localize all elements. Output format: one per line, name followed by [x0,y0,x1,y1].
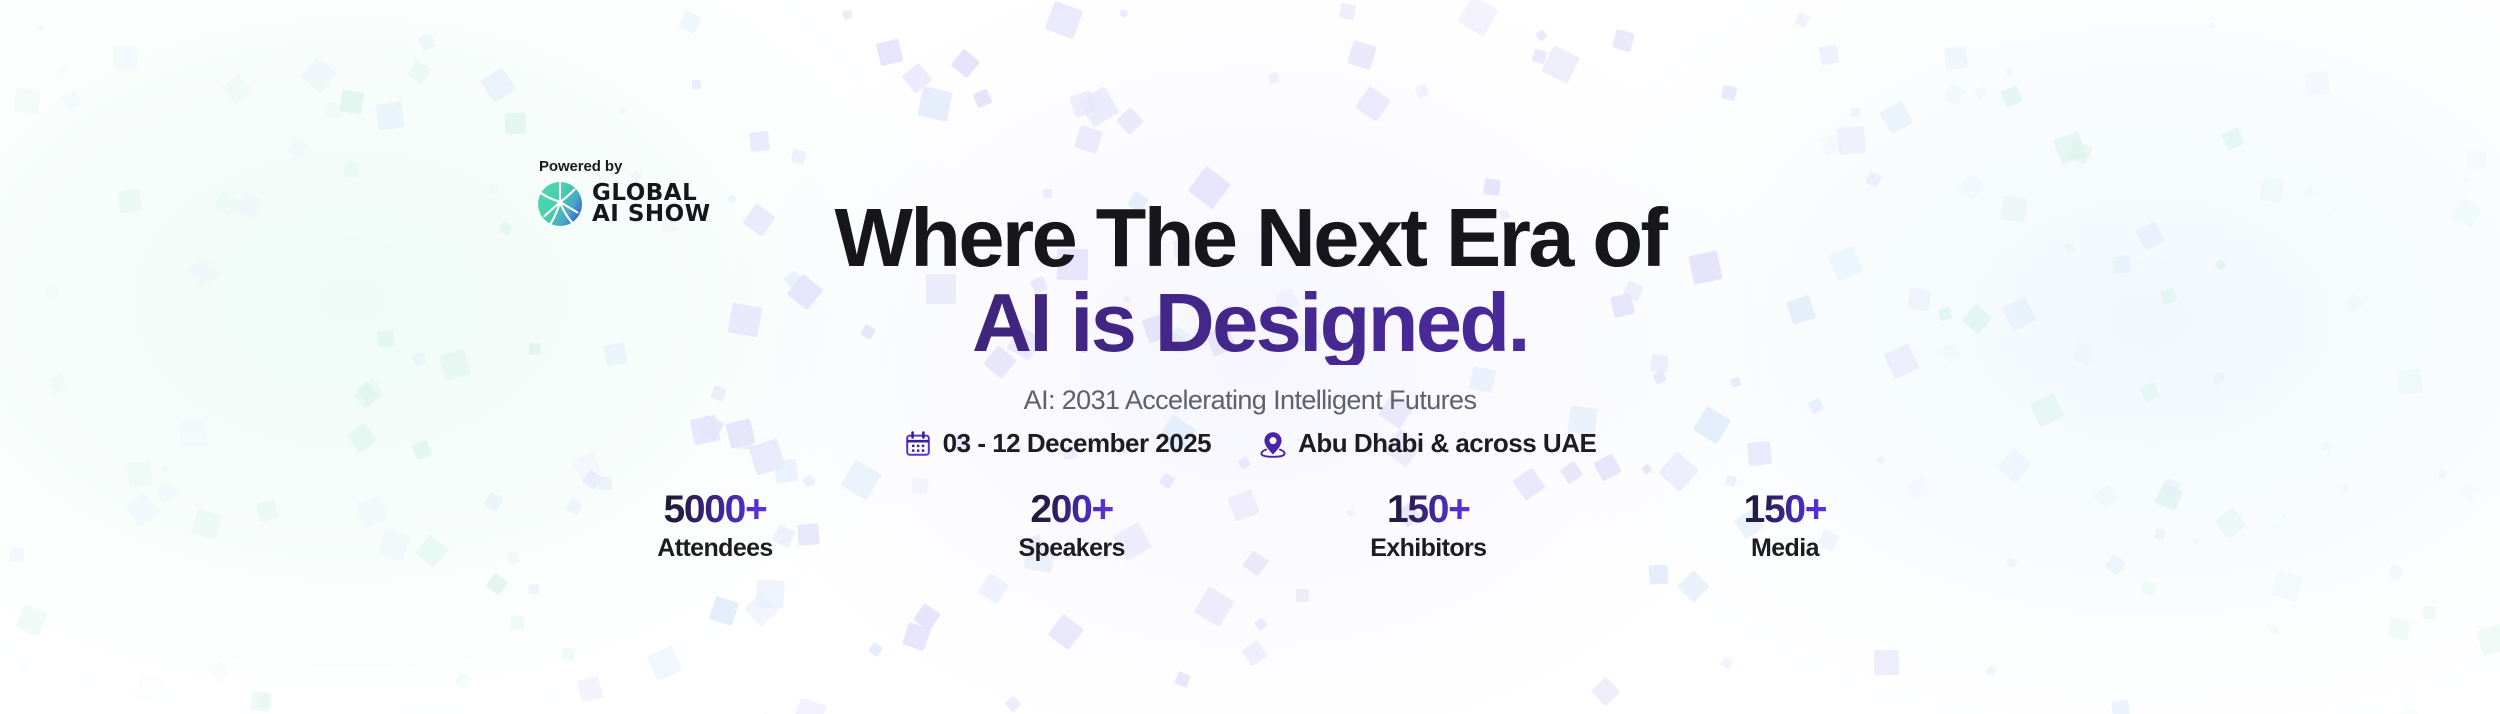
stat-attendees: 5000+ Attendees [640,488,790,563]
location-pin-icon [1259,430,1287,458]
event-date-item: 03 - 12 December 2025 [904,428,1211,459]
stat-speakers-label: Speakers [1018,533,1124,563]
stats-row: 5000+ Attendees 200+ Speakers 150+ Exhib… [640,488,1860,563]
hero-banner: Powered by [0,0,2500,714]
banner-content: Powered by [0,0,2500,714]
stat-attendees-label: Attendees [657,533,772,563]
calendar-icon [904,430,932,458]
event-date-text: 03 - 12 December 2025 [943,428,1211,459]
stat-media-label: Media [1751,533,1819,563]
stat-exhibitors-label: Exhibitors [1370,533,1486,563]
event-location-text: Abu Dhabi & across UAE [1298,428,1596,459]
subtitle: AI: 2031 Accelerating Intelligent Future… [0,385,2500,416]
stat-media: 150+ Media [1710,488,1860,563]
powered-by-label: Powered by [539,158,622,175]
stat-exhibitors-value: 150+ [1387,488,1470,532]
stat-media-value: 150+ [1744,488,1827,532]
stat-speakers-value: 200+ [1030,488,1113,532]
event-meta-row: 03 - 12 December 2025 Abu Dhabi & across… [0,428,2500,459]
page-title: Where The Next Era of AI is Designed. [0,196,2500,365]
headline-line-1: Where The Next Era of [0,196,2500,281]
event-location-item: Abu Dhabi & across UAE [1259,428,1596,459]
stat-speakers: 200+ Speakers [997,488,1147,563]
headline-line-2: AI is Designed. [0,281,2500,366]
stat-exhibitors: 150+ Exhibitors [1353,488,1503,563]
stat-attendees-value: 5000+ [663,488,766,532]
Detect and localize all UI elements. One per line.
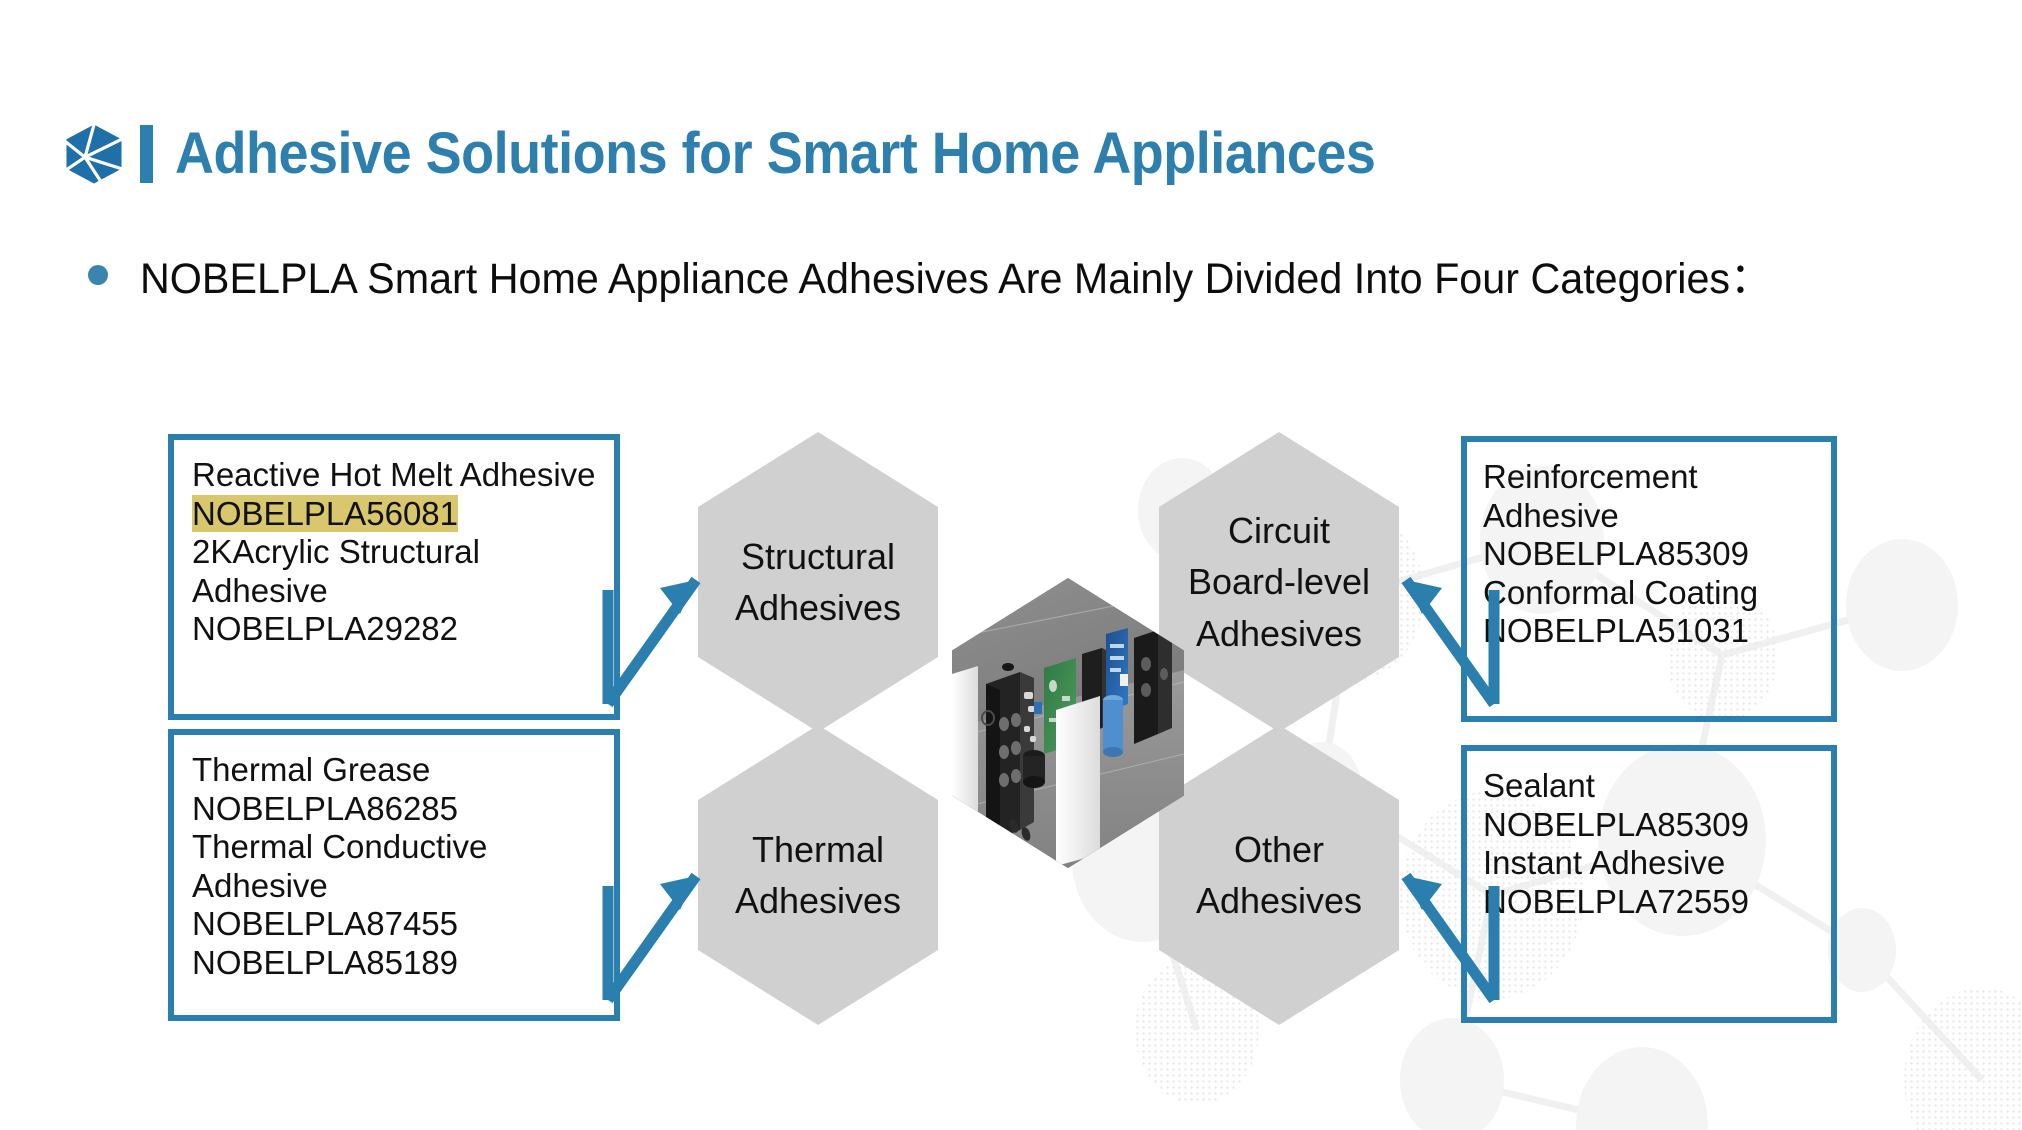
hexagon-structural-adhesives[interactable]: Structural Adhesives	[698, 432, 938, 732]
center-product-image-hexagon	[952, 578, 1184, 868]
product-code-highlighted: NOBELPLA56081	[192, 495, 458, 532]
product-name: Instant Adhesive	[1483, 844, 1725, 881]
product-name: Conformal Coating	[1483, 574, 1758, 611]
product-name: Reactive Hot Melt Adhesive	[192, 456, 596, 493]
product-code: NOBELPLA72559	[1483, 883, 1749, 920]
accent-bar-icon	[140, 125, 153, 183]
hexagon-label: Circuit Board-level Adhesives	[1188, 505, 1370, 658]
hexagon-thermal-adhesives[interactable]: Thermal Adhesives	[698, 725, 938, 1025]
product-code: NOBELPLA85309	[1483, 535, 1749, 572]
info-box-content: Thermal GreaseNOBELPLA86285Thermal Condu…	[174, 735, 614, 983]
product-name: 2KAcrylic Structural Adhesive	[192, 533, 480, 609]
info-box-content: SealantNOBELPLA85309Instant AdhesiveNOBE…	[1467, 751, 1831, 921]
product-name: Thermal Conductive Adhesive	[192, 828, 487, 904]
product-code: NOBELPLA85189	[192, 944, 458, 981]
hexagon-other-adhesives[interactable]: Other Adhesives	[1159, 725, 1399, 1025]
info-box-content: Reactive Hot Melt AdhesiveNOBELPLA560812…	[174, 440, 614, 649]
product-code: NOBELPLA51031	[1483, 612, 1749, 649]
info-box-thermal-adhesives[interactable]: Thermal GreaseNOBELPLA86285Thermal Condu…	[168, 729, 620, 1021]
product-name: Sealant	[1483, 767, 1595, 804]
product-code: NOBELPLA85309	[1483, 806, 1749, 843]
product-name: Reinforcement Adhesive	[1483, 458, 1698, 534]
hexagon-label: Thermal Adhesives	[735, 824, 901, 926]
page-title: Adhesive Solutions for Smart Home Applia…	[175, 120, 1375, 187]
product-code: NOBELPLA87455	[192, 905, 458, 942]
intro-bullet-text: NOBELPLA Smart Home Appliance Adhesives …	[140, 244, 1771, 306]
hexagon-logo-icon	[62, 122, 126, 186]
info-box-content: Reinforcement AdhesiveNOBELPLA85309Confo…	[1467, 442, 1831, 651]
hexagon-circuit-board-level-adhesives[interactable]: Circuit Board-level Adhesives	[1159, 432, 1399, 732]
bullet-dot-icon	[88, 265, 108, 285]
info-box-other-adhesives[interactable]: SealantNOBELPLA85309Instant AdhesiveNOBE…	[1461, 745, 1837, 1023]
info-box-structural-adhesives[interactable]: Reactive Hot Melt AdhesiveNOBELPLA560812…	[168, 434, 620, 720]
product-name: Thermal Grease	[192, 751, 430, 788]
hexagon-label: Other Adhesives	[1196, 824, 1362, 926]
product-code: NOBELPLA86285	[192, 790, 458, 827]
product-code: NOBELPLA29282	[192, 610, 458, 647]
intro-bullet-row: NOBELPLA Smart Home Appliance Adhesives …	[88, 244, 1839, 306]
slide-header: Adhesive Solutions for Smart Home Applia…	[62, 120, 1466, 187]
slide-canvas: Adhesive Solutions for Smart Home Applia…	[0, 0, 2022, 1130]
exploded-appliance-product-photo	[952, 578, 1184, 868]
hexagon-label: Structural Adhesives	[735, 531, 901, 633]
info-box-circuit-board-level-adhesives[interactable]: Reinforcement AdhesiveNOBELPLA85309Confo…	[1461, 436, 1837, 722]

▸ **Problem statement**: Put every line of the records above into a Markdown table with the columns Row and Line, numbering the rows in order. Skip blank lines and leave the pictures out.

▸ **Response for this exercise**:
| Row | Line |
|---|---|
| 1 | localize all elements. Output format: one per line, name followed by [x0,y0,x1,y1]. |
| 2 | stat-attendees: 5000+ Attendees [640,488,790,563] |
| 3 | location-pin-icon [1259,430,1287,458] |
| 4 | event-date-item: 03 - 12 December 2025 [904,428,1211,459] |
| 5 | stat-speakers-label: Speakers [1018,533,1124,563] |
| 6 | stats-row: 5000+ Attendees 200+ Speakers 150+ Exhib… [640,488,1860,563] |
| 7 | hero-banner: Powered by [0,0,2500,714] |
| 8 | banner-content: Powered by [0,0,2500,714] |
| 9 | stat-attendees-label: Attendees [657,533,772,563] |
| 10 | calendar-icon [904,430,932,458] |
| 11 | event-date-text: 03 - 12 December 2025 [943,428,1211,459] |
| 12 | stat-media-label: Media [1751,533,1819,563] |
| 13 | stat-exhibitors-label: Exhibitors [1370,533,1486,563] |
| 14 | event-location-text: Abu Dhabi & across UAE [1298,428,1596,459] |
| 15 | subtitle: AI: 2031 Accelerating Intelligent Future… [0,385,2500,416] |
| 16 | stat-media: 150+ Media [1710,488,1860,563] |
| 17 | powered-by-label: Powered by [539,158,622,175] |
| 18 | stat-exhibitors-value: 150+ [1387,488,1470,532] |
| 19 | stat-media-value: 150+ [1744,488,1827,532] |
| 20 | stat-speakers-value: 200+ [1030,488,1113,532] |
| 21 | event-meta-row: 03 - 12 December 2025 Abu Dhabi & across… [0,428,2500,459] |
| 22 | page-title: Where The Next Era of AI is Designed. [0,196,2500,365] |
| 23 | headline-line-1: Where The Next Era of [0,196,2500,281] |
| 24 | event-location-item: Abu Dhabi & across UAE [1259,428,1596,459] |
| 25 | stat-speakers: 200+ Speakers [997,488,1147,563] |
| 26 | headline-line-2: AI is Designed. [0,281,2500,366] |
| 27 | stat-exhibitors: 150+ Exhibitors [1353,488,1503,563] |
| 28 | stat-attendees-value: 5000+ [663,488,766,532] |
| 29 | Detect and localize all UI elements. One per line. |
| 30 | hexagon-structural-adhesives[interactable]: Structural Adhesives	[698, 432, 938, 732] |
| 31 | center-product-image-hexagon	[952, 578, 1184, 868] |
| 32 | product-code-highlighted: NOBELPLA56081	[192, 495, 458, 532] |
| 33 | product-name: Instant Adhesive	[1483, 844, 1725, 881] |
| 34 | product-name: Conformal Coating	[1483, 574, 1758, 611] |
| 35 | product-name: Reactive Hot Melt Adhesive	[192, 456, 596, 493] |
| 36 | product-code: NOBELPLA72559	[1483, 883, 1749, 920] |
| 37 | accent-bar-icon	[140, 125, 153, 183] |
| 38 | hexagon-label: Circuit Board-level Adhesives	[1188, 505, 1370, 658] |
| 39 | hexagon-thermal-adhesives[interactable]: Thermal Adhesives	[698, 725, 938, 1025] |
| 40 | product-code: NOBELPLA85309	[1483, 535, 1749, 572] |
| 41 | info-box-content: Thermal GreaseNOBELPLA86285Thermal Condu…	[174, 735, 614, 983] |
| 42 | product-name: 2KAcrylic Structural Adhesive	[192, 533, 480, 609] |
| 43 | info-box-content: SealantNOBELPLA85309Instant AdhesiveNOBE…	[1467, 751, 1831, 921] |
| 44 | product-name: Thermal Conductive Adhesive	[192, 828, 487, 904] |
| 45 | product-code: NOBELPLA85189	[192, 944, 458, 981] |
| 46 | hexagon-other-adhesives[interactable]: Other Adhesives	[1159, 725, 1399, 1025] |
| 47 | info-box-content: Reactive Hot Melt AdhesiveNOBELPLA560812…	[174, 440, 614, 649] |
| 48 | product-code: NOBELPLA51031	[1483, 612, 1749, 649] |
| 49 | info-box-thermal-adhesives[interactable]: Thermal GreaseNOBELPLA86285Thermal Condu…	[168, 729, 620, 1021] |
| 50 | product-name: Sealant	[1483, 767, 1595, 804] |
| 51 | product-code: NOBELPLA85309	[1483, 806, 1749, 843] |
| 52 | product-name: Reinforcement Adhesive	[1483, 458, 1698, 534] |
| 53 | hexagon-label: Thermal Adhesives	[735, 824, 901, 926] |
| 54 | page-title: Adhesive Solutions for Smart Home Applia…	[175, 120, 1375, 187] |
| 55 | product-code: NOBELPLA87455	[192, 905, 458, 942] |
| 56 | intro-bullet-text: NOBELPLA Smart Home Appliance Adhesives …	[140, 244, 1771, 306] |
| 57 | hexagon-logo-icon	[62, 122, 126, 186] |
| 58 | info-box-content: Reinforcement AdhesiveNOBELPLA85309Confo…	[1467, 442, 1831, 651] |
| 59 | hexagon-circuit-board-level-adhesives[interactable]: Circuit Board-level Adhesives	[1159, 432, 1399, 732] |
| 60 | bullet-dot-icon	[88, 265, 108, 285] |
| 61 | info-box-other-adhesives[interactable]: SealantNOBELPLA85309Instant AdhesiveNOBE…	[1461, 745, 1837, 1023] |
| 62 | info-box-structural-adhesives[interactable]: Reactive Hot Melt AdhesiveNOBELPLA560812…	[168, 434, 620, 720] |
| 63 | product-name: Thermal Grease	[192, 751, 430, 788] |
| 64 | hexagon-label: Other Adhesives	[1196, 824, 1362, 926] |
| 65 | product-code: NOBELPLA86285	[192, 790, 458, 827] |
| 66 | product-code: NOBELPLA29282	[192, 610, 458, 647] |
| 67 | intro-bullet-row: NOBELPLA Smart Home Appliance Adhesives …	[88, 244, 1839, 306] |
| 68 | slide-header: Adhesive Solutions for Smart Home Applia…	[62, 120, 1466, 187] |
| 69 | slide-canvas: Adhesive Solutions for Smart Home Applia…	[0, 0, 2022, 1130] |
| 70 | exploded-appliance-product-photo	[952, 578, 1184, 868] |
| 71 | hexagon-label: Structural Adhesives	[735, 531, 901, 633] |
| 72 | info-box-circuit-board-level-adhesives[interactable]: Reinforcement AdhesiveNOBELPLA85309Confo…	[1461, 436, 1837, 722] |